** start of Source passage **

So, together, you can choose between 18 strategies. There should be enough for everybody! If unsatisfied with the proposed strategy, you can create your strategy. For this, you can pick from their extensive range of index funds.
finpension 3a does not invest in Exchange Traded Funds (ETFs) but in index funds. There are several advantages to doing that from a pension foundation perspective:
- They can reclaim the withholding taxes on dividends on foreign stocks.
- There is no stamp duty to pay for these funds compared to ETFs.
- They access extremely cheap funds that are usually reserved for institutional investors.
By default, finpension invests in Credit Suisse institutional funds, which are large, efficient, and affordable. Interestingly, since October 2022, we can choose Swisscanto funds instead of Credit Suisse funds. These funds are smaller and have fewer shares. But they are a great choice if you do not want to have all your funds with Credit Suisse.
The website details all the strategies very well. You can see in which index funds each strategy is investing. For instance, here is the finpension equity 100 strategy:
This strategy has a good mix of Swiss Stocks and Global Stocks. And the strategy also has a good diversification between small and large caps. I would use fewer funds if I did it myself, but this strategy should be a good fit for most people.
Creating your custom strategy can be done from the mobile application.
It is straightforward, and you have very few limits on your actions. You can invest 99% in a World index fund (minus CH), and you will have an extremely simple and well-diversified portfolio. And it will be an extremely cheap portfolio!
There is no foreign exposure limit with Finpension 3a. So, you can create a portfolio with 99% in USD stocks (1% must remain in cash). Finpension 3a is the only third pillar doing this!
If you are wondering how they can do that, they justify it by saying that the exposure limit of the third pillar regulations should only be applied to the total assets of Finpension 3a foundation. Therefore, if many people invest more in CHF than foreign currency, other investors can invest more in USD.

** end of Source passage **

Task list:
(A) Please list the advantages that the finpension 3a passage gives for investing in index funds instead of ETFs.
(B) In the finpension 3a passage, swap "Credit Suisse" for "UBS" in the section that begins at the words "finpension 3a does" and stops after "with Credit Suisse.".

** start of Dataset entries **

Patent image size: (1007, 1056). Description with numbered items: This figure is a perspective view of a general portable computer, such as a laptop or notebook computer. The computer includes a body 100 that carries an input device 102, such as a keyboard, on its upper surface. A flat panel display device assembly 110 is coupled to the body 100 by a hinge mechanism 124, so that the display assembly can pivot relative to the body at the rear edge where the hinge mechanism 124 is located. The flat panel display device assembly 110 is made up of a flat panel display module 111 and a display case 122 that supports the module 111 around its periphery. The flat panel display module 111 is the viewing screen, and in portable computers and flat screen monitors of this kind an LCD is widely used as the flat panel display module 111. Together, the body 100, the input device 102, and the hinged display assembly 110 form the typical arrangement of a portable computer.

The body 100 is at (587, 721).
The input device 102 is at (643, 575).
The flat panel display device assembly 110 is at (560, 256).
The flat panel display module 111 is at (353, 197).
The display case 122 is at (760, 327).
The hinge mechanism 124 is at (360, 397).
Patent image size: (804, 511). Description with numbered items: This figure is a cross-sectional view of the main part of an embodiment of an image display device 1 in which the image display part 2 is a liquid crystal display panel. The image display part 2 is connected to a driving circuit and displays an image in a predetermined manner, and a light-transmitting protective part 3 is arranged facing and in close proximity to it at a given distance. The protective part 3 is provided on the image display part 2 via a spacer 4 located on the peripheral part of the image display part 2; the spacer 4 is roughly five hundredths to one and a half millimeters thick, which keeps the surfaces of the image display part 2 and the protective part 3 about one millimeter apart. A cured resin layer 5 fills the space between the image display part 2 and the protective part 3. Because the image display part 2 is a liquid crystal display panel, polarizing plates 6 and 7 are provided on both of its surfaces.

** end of Dataset entries **

The responses:
(A)
- They can reclaim the withholding taxes on dividends on foreign stocks.
- There is no stamp duty to pay for these funds compared to ETFs.
- They access extremely cheap funds that are usually reserved for institutional investors.

(B)
finpension 3a does not invest in Exchange Traded Funds (ETFs) but in index funds. There are several advantages to doing that from a pension foundation perspective:
- They can reclaim the withholding taxes on dividends on foreign stocks.
- There is no stamp duty to pay for these funds compared to ETFs.
- They access extremely cheap funds that are usually reserved for institutional investors.
By default, finpension invests in UBS institutional funds, which are large, efficient, and affordable. Interestingly, since October 2022, we can choose Swisscanto funds instead of UBS funds. These funds are smaller and have fewer shares. But they are a great choice if you do not want to have all your funds with UBS.